Material for the task>

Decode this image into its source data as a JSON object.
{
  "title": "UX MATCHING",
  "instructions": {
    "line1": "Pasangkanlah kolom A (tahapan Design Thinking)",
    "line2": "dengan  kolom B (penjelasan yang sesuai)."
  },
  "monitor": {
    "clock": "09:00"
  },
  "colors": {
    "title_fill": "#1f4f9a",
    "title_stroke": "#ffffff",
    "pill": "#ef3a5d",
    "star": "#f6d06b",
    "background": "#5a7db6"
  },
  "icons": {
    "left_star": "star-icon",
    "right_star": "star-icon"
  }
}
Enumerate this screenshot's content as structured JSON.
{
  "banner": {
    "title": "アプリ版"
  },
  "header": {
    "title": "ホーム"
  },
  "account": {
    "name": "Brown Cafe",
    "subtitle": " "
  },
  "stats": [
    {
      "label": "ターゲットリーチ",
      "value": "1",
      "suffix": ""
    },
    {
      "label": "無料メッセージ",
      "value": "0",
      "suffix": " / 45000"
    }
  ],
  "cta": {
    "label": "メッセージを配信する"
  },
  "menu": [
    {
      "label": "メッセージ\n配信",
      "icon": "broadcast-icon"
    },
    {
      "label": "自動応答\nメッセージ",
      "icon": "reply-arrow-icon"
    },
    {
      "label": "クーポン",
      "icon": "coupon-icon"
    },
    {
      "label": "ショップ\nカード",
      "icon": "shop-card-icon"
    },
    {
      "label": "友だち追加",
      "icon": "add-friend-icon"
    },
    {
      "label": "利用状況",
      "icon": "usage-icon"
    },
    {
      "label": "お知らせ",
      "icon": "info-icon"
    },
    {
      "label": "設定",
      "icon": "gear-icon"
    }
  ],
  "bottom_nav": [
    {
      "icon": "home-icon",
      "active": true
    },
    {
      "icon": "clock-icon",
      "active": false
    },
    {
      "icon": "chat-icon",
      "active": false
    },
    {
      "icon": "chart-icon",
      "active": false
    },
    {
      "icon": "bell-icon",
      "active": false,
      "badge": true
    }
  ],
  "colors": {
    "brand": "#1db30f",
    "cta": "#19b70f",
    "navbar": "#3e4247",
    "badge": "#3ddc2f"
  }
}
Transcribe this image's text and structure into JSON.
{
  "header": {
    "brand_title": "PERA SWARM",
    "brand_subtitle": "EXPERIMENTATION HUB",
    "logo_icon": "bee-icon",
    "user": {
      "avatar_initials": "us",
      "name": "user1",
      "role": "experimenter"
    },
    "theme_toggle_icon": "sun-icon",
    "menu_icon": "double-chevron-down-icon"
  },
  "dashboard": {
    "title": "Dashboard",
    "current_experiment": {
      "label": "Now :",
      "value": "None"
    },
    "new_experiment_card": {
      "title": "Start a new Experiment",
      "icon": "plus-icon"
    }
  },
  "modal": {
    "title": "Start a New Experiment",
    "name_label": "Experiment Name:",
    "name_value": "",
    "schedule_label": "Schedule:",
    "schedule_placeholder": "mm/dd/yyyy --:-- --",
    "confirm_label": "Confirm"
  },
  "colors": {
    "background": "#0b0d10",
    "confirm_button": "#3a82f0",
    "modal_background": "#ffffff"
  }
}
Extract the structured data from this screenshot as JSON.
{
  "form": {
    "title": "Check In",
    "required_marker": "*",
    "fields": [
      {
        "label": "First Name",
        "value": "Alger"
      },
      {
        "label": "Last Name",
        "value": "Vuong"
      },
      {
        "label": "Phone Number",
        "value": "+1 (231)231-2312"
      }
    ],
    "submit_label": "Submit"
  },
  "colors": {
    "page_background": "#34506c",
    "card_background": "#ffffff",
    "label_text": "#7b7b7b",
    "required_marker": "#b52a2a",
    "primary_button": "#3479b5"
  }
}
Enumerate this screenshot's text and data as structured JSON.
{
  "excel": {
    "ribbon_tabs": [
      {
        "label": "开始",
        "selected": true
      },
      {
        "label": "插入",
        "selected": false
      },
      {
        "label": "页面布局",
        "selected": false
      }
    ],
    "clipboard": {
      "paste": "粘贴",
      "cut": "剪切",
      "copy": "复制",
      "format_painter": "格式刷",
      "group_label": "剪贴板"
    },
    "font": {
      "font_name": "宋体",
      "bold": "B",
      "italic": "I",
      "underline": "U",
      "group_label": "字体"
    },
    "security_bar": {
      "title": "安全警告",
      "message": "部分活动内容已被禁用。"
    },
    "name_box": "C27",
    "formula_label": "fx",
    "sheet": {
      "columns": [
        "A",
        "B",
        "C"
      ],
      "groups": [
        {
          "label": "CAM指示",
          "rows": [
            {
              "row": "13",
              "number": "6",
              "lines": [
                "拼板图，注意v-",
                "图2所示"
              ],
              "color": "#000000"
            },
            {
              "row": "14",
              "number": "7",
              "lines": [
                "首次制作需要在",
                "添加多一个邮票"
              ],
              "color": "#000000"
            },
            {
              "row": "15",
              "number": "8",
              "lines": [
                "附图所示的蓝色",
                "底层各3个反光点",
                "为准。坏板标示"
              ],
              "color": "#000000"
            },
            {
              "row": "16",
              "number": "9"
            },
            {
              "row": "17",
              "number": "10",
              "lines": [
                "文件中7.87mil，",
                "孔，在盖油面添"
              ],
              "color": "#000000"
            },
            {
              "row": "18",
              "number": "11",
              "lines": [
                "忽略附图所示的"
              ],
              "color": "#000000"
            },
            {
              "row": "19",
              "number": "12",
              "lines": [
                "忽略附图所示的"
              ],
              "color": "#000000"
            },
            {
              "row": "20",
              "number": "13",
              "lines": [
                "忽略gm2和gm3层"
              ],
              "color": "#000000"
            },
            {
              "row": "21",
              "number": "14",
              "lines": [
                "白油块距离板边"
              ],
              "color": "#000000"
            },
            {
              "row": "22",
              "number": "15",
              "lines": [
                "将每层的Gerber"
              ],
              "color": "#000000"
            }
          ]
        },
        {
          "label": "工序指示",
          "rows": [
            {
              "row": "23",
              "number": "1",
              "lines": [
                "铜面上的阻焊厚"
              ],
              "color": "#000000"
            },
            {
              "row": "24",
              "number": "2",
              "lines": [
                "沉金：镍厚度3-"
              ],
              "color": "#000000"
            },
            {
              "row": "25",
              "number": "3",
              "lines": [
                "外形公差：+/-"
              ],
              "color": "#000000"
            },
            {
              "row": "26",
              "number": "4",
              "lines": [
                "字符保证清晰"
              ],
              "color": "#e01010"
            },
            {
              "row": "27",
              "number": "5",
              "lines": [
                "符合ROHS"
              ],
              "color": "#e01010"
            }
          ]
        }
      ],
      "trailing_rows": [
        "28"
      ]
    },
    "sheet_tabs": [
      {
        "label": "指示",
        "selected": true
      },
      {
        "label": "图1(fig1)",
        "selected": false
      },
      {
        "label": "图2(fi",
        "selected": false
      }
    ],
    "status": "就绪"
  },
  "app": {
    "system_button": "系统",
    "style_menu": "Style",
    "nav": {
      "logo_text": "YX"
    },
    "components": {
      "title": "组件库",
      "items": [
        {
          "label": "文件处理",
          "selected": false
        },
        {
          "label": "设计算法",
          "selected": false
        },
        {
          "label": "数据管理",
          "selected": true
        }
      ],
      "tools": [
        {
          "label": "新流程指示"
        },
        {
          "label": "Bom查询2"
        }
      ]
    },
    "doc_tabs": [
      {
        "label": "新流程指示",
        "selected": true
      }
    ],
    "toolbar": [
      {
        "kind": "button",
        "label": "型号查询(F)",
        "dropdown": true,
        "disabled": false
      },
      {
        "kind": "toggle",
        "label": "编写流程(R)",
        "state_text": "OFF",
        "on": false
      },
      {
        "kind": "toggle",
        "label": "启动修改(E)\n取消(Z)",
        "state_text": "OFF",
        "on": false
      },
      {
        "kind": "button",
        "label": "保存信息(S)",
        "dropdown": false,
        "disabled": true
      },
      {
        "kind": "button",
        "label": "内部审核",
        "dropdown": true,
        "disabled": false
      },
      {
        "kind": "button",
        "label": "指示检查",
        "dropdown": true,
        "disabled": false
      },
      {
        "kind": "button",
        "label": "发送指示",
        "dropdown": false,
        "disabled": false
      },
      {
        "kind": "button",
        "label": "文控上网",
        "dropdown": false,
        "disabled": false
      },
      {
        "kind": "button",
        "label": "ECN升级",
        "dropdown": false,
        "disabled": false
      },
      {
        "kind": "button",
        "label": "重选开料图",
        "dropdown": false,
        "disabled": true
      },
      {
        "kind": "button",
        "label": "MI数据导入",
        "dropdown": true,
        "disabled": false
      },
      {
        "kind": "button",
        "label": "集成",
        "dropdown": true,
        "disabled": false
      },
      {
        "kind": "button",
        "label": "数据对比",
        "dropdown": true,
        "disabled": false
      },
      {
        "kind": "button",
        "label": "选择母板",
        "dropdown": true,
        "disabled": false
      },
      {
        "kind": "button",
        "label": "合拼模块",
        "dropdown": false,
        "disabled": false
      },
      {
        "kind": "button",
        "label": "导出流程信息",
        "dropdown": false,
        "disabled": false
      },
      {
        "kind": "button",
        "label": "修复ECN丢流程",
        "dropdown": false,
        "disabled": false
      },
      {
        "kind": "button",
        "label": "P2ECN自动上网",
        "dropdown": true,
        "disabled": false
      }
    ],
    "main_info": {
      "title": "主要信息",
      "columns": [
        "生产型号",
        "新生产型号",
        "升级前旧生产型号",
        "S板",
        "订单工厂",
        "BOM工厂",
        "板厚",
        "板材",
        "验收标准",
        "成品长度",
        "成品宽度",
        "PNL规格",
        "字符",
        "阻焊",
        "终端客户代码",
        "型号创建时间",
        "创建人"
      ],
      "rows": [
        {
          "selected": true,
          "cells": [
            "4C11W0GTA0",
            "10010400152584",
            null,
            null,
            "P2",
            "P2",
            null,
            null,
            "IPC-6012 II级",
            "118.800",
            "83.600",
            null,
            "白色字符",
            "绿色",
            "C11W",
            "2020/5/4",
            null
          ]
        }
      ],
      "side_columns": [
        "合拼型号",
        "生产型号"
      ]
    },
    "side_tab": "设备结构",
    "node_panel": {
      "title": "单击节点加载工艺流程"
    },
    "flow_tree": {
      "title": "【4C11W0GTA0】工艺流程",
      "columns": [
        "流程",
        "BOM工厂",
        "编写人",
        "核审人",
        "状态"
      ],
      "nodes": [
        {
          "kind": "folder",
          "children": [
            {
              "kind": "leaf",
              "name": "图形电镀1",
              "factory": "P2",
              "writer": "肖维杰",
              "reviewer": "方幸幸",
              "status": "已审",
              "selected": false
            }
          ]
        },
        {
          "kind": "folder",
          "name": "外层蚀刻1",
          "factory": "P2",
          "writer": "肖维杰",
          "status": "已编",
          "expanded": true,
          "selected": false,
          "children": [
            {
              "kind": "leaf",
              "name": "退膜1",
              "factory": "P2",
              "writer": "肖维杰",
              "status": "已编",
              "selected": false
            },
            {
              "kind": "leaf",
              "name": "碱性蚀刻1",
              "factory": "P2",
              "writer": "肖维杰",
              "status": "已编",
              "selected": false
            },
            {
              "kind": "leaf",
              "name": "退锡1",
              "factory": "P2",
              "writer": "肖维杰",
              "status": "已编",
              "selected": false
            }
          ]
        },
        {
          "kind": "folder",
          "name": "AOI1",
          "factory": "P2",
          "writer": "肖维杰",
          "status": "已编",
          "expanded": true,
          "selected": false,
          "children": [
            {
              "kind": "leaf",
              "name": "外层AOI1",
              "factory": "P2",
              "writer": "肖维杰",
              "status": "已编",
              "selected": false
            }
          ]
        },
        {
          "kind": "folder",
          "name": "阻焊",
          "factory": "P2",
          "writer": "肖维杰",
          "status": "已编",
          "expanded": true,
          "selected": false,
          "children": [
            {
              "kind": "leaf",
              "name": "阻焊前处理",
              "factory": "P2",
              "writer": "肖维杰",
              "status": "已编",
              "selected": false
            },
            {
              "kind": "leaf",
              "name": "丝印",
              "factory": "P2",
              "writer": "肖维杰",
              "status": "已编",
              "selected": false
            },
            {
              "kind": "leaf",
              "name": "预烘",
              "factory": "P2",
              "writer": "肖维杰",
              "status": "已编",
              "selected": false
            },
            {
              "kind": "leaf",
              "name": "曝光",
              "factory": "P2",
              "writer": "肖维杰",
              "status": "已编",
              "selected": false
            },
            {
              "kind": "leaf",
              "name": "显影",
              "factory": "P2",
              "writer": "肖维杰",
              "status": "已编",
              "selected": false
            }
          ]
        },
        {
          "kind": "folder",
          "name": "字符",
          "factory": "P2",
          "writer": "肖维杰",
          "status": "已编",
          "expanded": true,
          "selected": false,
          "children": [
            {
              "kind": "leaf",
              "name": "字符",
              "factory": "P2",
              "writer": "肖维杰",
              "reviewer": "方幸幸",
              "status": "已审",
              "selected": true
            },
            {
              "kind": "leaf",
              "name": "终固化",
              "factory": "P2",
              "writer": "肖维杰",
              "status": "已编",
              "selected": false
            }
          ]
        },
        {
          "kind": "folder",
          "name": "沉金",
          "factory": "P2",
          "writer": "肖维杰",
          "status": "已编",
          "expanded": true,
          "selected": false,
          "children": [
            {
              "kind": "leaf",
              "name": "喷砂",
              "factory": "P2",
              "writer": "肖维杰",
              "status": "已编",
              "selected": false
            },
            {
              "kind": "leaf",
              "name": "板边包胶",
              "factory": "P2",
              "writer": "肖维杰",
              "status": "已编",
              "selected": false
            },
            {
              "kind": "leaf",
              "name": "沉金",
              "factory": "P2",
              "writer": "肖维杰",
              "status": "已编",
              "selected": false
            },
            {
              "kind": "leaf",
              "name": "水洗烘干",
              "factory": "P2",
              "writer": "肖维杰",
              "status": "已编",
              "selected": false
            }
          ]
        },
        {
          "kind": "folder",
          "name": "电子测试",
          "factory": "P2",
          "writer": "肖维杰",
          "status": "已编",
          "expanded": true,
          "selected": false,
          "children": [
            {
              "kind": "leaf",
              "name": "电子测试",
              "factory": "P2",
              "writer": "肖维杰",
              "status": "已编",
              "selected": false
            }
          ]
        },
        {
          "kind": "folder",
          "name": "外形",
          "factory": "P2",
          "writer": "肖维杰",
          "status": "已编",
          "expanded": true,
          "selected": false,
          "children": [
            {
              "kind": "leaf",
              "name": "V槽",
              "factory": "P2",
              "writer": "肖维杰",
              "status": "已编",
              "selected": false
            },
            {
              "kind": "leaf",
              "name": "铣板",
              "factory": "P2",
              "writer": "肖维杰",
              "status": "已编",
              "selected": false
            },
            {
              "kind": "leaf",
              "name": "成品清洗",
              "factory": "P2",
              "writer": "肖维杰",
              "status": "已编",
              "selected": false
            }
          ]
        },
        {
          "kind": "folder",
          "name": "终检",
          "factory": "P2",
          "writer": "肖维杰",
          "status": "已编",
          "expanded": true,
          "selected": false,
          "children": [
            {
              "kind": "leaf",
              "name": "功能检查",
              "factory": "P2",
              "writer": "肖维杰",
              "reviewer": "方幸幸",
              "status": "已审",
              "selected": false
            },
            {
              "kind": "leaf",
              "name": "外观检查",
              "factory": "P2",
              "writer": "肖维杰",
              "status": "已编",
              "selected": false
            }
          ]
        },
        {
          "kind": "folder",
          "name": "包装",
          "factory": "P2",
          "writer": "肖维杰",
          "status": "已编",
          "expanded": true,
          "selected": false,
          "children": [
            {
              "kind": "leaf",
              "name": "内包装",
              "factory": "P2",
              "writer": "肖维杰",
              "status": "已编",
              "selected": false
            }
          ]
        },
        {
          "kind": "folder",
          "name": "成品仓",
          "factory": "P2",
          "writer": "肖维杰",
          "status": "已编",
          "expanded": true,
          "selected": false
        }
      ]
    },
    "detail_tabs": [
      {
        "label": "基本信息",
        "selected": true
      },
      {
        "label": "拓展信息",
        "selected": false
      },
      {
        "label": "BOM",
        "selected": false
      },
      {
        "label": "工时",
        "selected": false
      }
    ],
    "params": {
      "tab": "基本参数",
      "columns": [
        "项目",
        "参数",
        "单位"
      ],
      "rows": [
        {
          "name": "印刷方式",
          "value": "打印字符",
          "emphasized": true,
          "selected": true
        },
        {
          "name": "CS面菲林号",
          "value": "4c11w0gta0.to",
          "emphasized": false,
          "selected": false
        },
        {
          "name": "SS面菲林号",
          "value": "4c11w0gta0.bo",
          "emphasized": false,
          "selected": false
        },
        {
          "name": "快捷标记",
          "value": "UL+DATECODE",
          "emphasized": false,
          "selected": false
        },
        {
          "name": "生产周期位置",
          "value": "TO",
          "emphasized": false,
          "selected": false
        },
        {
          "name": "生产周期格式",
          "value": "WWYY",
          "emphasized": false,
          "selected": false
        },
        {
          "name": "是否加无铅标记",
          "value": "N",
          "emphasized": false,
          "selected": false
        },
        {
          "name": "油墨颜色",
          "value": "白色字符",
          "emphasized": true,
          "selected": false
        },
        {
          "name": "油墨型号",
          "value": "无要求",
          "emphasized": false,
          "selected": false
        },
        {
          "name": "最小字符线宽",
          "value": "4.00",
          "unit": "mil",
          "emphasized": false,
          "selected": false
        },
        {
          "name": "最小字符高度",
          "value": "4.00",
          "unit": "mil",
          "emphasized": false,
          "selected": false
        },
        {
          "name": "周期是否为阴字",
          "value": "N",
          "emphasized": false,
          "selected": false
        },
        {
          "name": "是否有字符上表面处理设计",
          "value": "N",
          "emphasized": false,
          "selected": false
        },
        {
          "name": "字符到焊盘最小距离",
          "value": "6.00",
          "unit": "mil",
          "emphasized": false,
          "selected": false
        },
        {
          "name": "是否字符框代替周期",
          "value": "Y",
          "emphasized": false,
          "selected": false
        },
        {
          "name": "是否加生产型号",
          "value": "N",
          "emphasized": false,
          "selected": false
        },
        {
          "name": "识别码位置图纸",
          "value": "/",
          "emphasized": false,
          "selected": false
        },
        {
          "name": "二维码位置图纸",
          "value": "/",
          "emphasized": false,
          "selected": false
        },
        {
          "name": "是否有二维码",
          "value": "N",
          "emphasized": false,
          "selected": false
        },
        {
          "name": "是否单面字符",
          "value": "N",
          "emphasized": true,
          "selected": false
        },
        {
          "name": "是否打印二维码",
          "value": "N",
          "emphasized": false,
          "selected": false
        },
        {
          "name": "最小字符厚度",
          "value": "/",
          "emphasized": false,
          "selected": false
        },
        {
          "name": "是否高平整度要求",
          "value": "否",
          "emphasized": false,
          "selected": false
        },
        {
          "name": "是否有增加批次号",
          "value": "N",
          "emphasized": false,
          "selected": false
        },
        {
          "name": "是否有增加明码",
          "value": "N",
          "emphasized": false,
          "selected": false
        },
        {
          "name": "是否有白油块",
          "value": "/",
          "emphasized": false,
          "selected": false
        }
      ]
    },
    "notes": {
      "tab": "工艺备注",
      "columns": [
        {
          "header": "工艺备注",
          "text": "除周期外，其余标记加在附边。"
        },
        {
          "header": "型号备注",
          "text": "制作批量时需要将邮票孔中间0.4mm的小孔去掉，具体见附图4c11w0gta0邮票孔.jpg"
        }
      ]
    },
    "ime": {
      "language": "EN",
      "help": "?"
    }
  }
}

Description of the task>
Extract every line from the records above that contains the word "image".

Written answer>
Decode this image into its source data as a JSON object.
Transcribe this image's text and structure into JSON.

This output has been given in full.